● WRITTEN INSTRUCTION 1: According to the Metal Gear Solid 4 review, why is the missing native first-person view a tremendous oversight? Answer in one to three sentences.
● WRITTEN INSTRUCTION 2: In the Metal Gear Solid 4 review, write out everything from "There’s no native" down to "was left out.", and switch "binoculars" to "scope".
● WRITTEN INSTRUCTION 3: Pick up the Metal Gear Solid 4 review after its last sentence and keep writing.

● QUOTED PASSAGE:

There are too many weapons and not enough variation

In spite of this glaring deficiency, a total of seventy weapons are available to the player. Approximately fifteen of those are unique, and the remaining cache consists of variations with minor tweaks to the statistics (+1 recoil, -1 accuracy et cetera). What possessed Kojima Productions to include so many weapons? Grand Theft Auto IV had eleven firearms, and all of them had more weight, were more unique, and felt better than any of the weapons available in Metal Gear Solid 4. I don’t know how long it took to implement weapons, but even if it took Kojima Productions a short time – let’s say only three days for the sake of argument – to code, it was three days too many. Why didn’t they spend that development time to decrease load times or to make the textures look like they belonged in a game released in 2008 as opposed to a game released in 2006?

Beauty and the Beast boss battles

As with anything formulaic, it just gets stale after a while and that's a major disappointment.
As with anything formulaic, it just gets stale after a while and that's a major disappointment.

I can say that I enjoyed the first few Beauty and the Beast boss battles, but towards the end you begin to realize that the battles essentially follow a template. There’s a cutscene of a hostile (attractive) woman beforehand, then the battle begins, then the player defeats the boss, the boss transforms into a more feminine form, the player defeats the feminine form, and the feminine form writhes on the ground and expires for good. This occurs a total of four times. It was well done and very impressive the first time around, especially the final death sequence. The same compliment cannot be issued for the second, third, and fourth time around.

There’s no native first-person view

Many games feature a native first-person view – that is being able to look through the player character’s eyes at the press of a button. Splinter Cell: Double Agent does, as does Assassin’s Creed. Uncharted: Drake’s Fortune incorporates a useful zoom function. Metal Gear Solid, Metal Gear Solid 2, and Metal Gear Solid 3 included a native first-person view also. Amazingly, Metal Gear Solid 4 does not. For a game that reportedly revolves around analyzing enemy behavior, this is a tremendous oversight. The only way to access the first-person view is to equip a weapon and aim it. One can also equip the binoculars or the camera, both of which are sluggish and difficult to use. How can you miss such a crucial feature? I certainly cannot surmise why this was left out.

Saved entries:
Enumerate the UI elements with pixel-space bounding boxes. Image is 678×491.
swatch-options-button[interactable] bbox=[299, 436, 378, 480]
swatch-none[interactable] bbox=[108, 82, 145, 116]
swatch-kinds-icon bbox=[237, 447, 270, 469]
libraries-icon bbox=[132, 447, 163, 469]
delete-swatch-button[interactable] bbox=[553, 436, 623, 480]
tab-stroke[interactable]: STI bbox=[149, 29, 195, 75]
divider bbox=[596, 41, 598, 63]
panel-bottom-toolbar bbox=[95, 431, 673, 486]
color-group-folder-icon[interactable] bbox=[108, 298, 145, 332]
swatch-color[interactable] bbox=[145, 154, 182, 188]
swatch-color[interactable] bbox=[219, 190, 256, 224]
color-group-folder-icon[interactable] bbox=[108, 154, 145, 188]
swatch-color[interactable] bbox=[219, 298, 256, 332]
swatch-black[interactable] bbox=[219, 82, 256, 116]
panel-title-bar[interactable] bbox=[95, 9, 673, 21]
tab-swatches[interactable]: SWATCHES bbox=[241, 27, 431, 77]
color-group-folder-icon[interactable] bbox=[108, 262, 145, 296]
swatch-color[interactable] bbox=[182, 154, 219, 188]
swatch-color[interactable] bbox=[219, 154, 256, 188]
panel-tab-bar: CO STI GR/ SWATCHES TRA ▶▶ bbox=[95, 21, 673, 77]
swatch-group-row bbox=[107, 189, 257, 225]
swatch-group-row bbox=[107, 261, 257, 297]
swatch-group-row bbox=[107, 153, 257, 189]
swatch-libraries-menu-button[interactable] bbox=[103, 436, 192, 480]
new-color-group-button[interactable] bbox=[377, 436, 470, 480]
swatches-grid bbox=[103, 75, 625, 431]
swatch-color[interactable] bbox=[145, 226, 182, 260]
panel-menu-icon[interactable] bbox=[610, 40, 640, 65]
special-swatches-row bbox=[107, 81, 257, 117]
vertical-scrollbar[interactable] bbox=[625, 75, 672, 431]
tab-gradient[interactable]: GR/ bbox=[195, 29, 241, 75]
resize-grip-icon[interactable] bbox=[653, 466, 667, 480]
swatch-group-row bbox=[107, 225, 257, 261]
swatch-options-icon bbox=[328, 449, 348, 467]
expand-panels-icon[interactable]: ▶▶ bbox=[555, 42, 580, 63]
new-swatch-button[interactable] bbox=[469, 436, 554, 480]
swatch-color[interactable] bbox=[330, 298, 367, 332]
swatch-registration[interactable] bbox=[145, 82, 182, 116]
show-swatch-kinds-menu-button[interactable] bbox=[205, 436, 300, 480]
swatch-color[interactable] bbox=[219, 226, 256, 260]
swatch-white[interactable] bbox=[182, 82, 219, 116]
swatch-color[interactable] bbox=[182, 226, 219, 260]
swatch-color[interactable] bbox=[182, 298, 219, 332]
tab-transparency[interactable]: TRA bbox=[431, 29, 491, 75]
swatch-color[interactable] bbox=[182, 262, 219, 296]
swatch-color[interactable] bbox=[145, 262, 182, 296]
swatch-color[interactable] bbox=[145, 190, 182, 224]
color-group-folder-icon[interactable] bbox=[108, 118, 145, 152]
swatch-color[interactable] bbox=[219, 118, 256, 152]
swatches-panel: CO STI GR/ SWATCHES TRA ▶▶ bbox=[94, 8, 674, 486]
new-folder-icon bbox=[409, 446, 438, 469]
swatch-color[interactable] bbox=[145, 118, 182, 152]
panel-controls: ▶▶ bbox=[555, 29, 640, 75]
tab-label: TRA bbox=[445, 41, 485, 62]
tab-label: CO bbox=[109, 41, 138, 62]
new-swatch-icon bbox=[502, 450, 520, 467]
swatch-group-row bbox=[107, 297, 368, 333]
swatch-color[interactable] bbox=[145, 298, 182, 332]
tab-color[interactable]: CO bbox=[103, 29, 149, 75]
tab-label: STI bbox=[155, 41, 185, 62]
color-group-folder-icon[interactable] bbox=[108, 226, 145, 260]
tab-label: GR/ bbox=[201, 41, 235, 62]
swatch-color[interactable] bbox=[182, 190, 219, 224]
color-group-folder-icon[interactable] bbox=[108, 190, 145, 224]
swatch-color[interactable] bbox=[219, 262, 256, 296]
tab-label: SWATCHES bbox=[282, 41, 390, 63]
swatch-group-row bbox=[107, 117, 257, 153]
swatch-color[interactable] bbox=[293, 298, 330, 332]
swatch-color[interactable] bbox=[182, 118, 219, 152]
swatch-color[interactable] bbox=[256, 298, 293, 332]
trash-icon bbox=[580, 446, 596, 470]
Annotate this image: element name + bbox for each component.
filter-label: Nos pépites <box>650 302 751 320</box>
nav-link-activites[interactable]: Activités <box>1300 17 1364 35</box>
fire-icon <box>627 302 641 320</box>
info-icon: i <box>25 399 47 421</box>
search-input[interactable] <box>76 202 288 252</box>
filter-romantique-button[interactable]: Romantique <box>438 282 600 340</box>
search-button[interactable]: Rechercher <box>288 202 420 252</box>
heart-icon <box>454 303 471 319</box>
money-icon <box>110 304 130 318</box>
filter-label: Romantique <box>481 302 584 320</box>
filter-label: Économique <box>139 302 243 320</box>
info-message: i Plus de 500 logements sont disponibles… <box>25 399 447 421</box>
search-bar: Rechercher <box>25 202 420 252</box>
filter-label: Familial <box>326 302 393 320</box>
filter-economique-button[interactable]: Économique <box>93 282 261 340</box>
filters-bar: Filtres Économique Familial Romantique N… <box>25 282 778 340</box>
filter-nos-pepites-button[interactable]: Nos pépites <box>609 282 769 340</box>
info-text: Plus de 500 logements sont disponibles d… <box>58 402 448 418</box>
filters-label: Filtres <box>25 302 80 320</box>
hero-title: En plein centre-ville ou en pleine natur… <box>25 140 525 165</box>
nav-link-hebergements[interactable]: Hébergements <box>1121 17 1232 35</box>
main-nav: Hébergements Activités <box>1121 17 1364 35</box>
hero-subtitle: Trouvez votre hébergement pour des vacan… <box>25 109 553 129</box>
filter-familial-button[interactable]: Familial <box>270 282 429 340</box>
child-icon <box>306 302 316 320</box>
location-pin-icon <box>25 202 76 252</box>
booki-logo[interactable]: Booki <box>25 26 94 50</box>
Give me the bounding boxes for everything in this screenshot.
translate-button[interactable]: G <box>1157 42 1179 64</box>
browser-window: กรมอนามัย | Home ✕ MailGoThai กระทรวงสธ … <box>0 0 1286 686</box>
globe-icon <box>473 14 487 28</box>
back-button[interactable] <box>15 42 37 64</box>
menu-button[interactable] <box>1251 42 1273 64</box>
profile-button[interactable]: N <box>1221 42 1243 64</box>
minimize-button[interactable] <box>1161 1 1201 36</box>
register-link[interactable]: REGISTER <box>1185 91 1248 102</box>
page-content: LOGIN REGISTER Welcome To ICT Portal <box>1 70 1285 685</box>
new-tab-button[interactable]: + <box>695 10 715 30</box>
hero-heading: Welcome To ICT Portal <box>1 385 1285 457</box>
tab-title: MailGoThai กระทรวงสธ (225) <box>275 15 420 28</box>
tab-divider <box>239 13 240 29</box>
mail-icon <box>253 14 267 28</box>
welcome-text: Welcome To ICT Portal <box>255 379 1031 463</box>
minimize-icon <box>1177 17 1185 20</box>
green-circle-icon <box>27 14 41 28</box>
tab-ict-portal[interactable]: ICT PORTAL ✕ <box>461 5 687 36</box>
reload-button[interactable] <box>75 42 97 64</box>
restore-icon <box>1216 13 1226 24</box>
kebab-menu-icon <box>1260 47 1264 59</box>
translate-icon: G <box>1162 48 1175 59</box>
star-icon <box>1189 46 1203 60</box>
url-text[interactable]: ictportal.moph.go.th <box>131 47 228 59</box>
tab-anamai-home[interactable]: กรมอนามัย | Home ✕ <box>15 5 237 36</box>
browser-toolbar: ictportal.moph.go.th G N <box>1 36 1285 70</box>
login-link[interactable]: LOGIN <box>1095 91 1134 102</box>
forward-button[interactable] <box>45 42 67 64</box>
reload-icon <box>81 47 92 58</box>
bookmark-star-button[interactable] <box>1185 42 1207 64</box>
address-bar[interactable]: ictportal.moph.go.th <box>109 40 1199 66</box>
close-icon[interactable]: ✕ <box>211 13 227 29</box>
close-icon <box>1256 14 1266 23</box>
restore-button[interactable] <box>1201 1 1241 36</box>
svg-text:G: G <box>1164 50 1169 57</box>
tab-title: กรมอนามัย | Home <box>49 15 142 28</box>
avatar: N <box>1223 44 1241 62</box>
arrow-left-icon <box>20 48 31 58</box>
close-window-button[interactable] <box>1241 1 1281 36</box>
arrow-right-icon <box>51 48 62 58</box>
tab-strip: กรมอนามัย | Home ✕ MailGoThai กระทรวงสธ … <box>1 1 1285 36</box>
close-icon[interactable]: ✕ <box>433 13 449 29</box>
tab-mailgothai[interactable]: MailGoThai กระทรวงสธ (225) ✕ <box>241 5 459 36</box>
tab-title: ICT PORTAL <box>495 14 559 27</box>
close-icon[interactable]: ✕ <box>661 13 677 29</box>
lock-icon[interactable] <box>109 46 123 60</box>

* * *

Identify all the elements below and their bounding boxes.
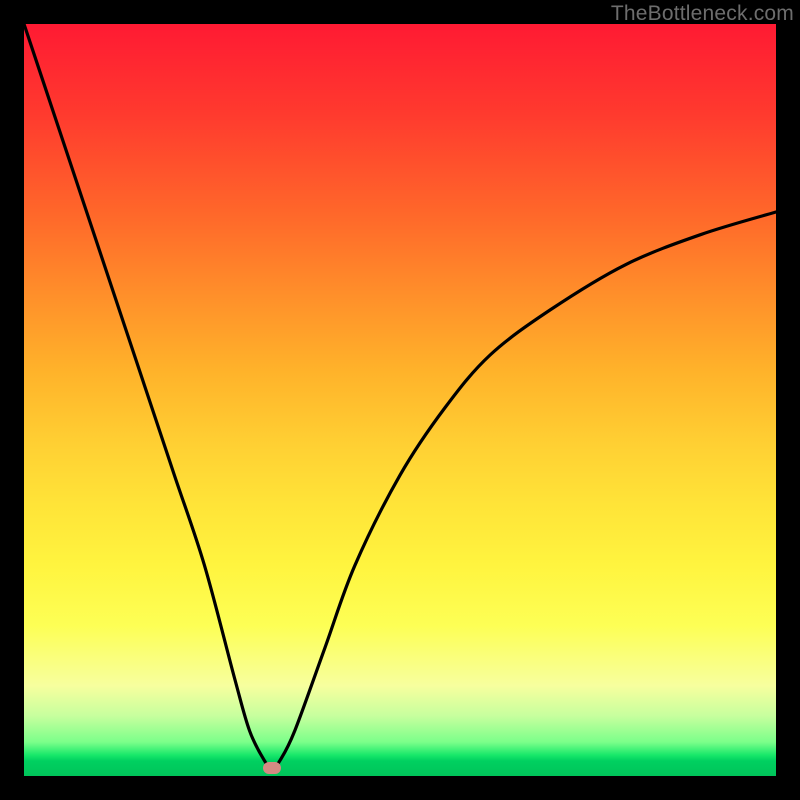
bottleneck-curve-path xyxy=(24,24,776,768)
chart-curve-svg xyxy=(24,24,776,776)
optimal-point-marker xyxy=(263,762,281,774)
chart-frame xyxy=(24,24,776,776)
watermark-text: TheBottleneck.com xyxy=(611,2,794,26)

● EXERCISE RESPONSE 1: The review says the game reportedly revolves around analyzing enemy behavior. That makes the lack of a native first-person view a tremendous oversight, because the only ways to see in first person are aiming an equipped weapon or using the sluggish binoculars or camera.

● EXERCISE RESPONSE 2:
There’s no native first-person view

Many games feature a native first-person view – that is being able to look through the player character’s eyes at the press of a button. Splinter Cell: Double Agent does, as does Assassin’s Creed. Uncharted: Drake’s Fortune incorporates a useful zoom function. Metal Gear Solid, Metal Gear Solid 2, and Metal Gear Solid 3 included a native first-person view also. Amazingly, Metal Gear Solid 4 does not. For a game that reportedly revolves around analyzing enemy behavior, this is a tremendous oversight. The only way to access the first-person view is to equip a weapon and aim it. One can also equip the scope or the camera, both of which are sluggish and difficult to use. How can you miss such a crucial feature? I certainly cannot surmise why this was left out.

● EXERCISE RESPONSE 3:
MGS as FPS

Hideo Kojima very nearly lied (who would have thought?). He promised that players would be able to play through Metal Gear Solid 4 in its entirety as a first-person shooter. This is actually possible to do, believe it or not: I almost achieved this feat but I could not bear to play past the midpoint of Act 2. It’s extremely difficult to play through Metal Gear Solid 4 as a first-person shooter. The main issue is the fact that Snake moves about as fast as a turtle when he has a firearm drawn (again, the only way you can access the first-person view is to have a firearm drawn). Snake’s movement rate is painfully slow, and it actually makes it hard to focus attention on the game. I think it takes, like, ten seconds to travel across a room that’s about twenty feet in length.

The stupidity of the escort mission

There are a number of logical leaps that once has to make if one is willing to accept Act 3 as a legitimate piece of gameplay and not something that an infant thinks is good video game design. Why, for instance, doesn’t the resistance member wear his PMC design from the very beginning of the sequence? Why does the resistance member loiter around when you haven’t caught up with him? Why does the resistance member whistle aloud while he’s walking down thesilent streets, even though he knows he cannot allow himself to be caught? And how did the resistance members visit Big Mama’s house the hundreds of times they had to before Snake arrived on the scene to help them get through the dangerous back streets of “Eastern Europe”? Furthermore, why is it that as long as you don’t look like Snake PMC soldiers won’t be bothered, even if you’re wearing one of the ridiculous alternate face camouflages? (Credit goes to Ravi Singh of The Snake Soup for pointing these things out.)

The escort mission cannot be completed by jumping to the finish

Even if you know where you’ll have to end up, you still have to guide the resistance member through the twenty- or thirty-minute sequence through “Eastern Europe”. Why not just let the emeritus player carve his way straight through? Okay, fine, because it’s part of the game. That doesn’t make it good, however, and it doesn’t mean that logical disconnect should have occurred. Act 3 is like Swiss cheese. Or rather, it’s like air with some incidental cheese taking up some space.

Act 3 is entirely ripped from other Kojima games

Haven't I played this before? The answer is yes.
Haven't I played this before? The answer is yes.

Following one individual around a nonsensical maze first debuted in Metal Gear 2: Solid Snake. Riding around on a motorbike first debuted in Metal Gear Solid 3: Snake Eater. Much of the framing in the cutscenes is a call-back to Snatcher and Metal Gear Solid 3. Has Kojima Productions just run out of ideas, or is it so intent on providing a ham-fisted nostalgia trip that its willing to plagiarize itself?

Act 4 is light on gameplay

Act 4 is tremendously light on gameplay. The game forces the player to clear hackneyed sections and boring passages filled with robots that will either infuriate or will pose no problem. Whatever gameplay there is gets fragmented repeatedly by long, laborious cutscenes and radio conversations that essentially boil down to “we’ve been here before”. What jokes there are aren’t really funny. Being asked to insert the second disc is a nice callback, but it’s entirely a throwaway line, just as most of the act (and game?) as a whole.

The Metal Gear battle was underwhelming

Since the first Metal Gear the bipedal robots were something to be feared, but the Metal Gear boss battle – REX vs. RAY – turns the robots into cheap cartoon entertainment. The control of the vehicle is heavy but as a whole the robot doesn’t pack any punch. There’s no kick behind the attacks; there’s no visceral feedback to let you know that you’re in a machine that deals death. It’s like a half-erect reproductive organ: it’s uncomfortable, it’s sluggish, and it doesn’t do anything. What was once feared simply becomes a shell of its former self, an unintentional parody.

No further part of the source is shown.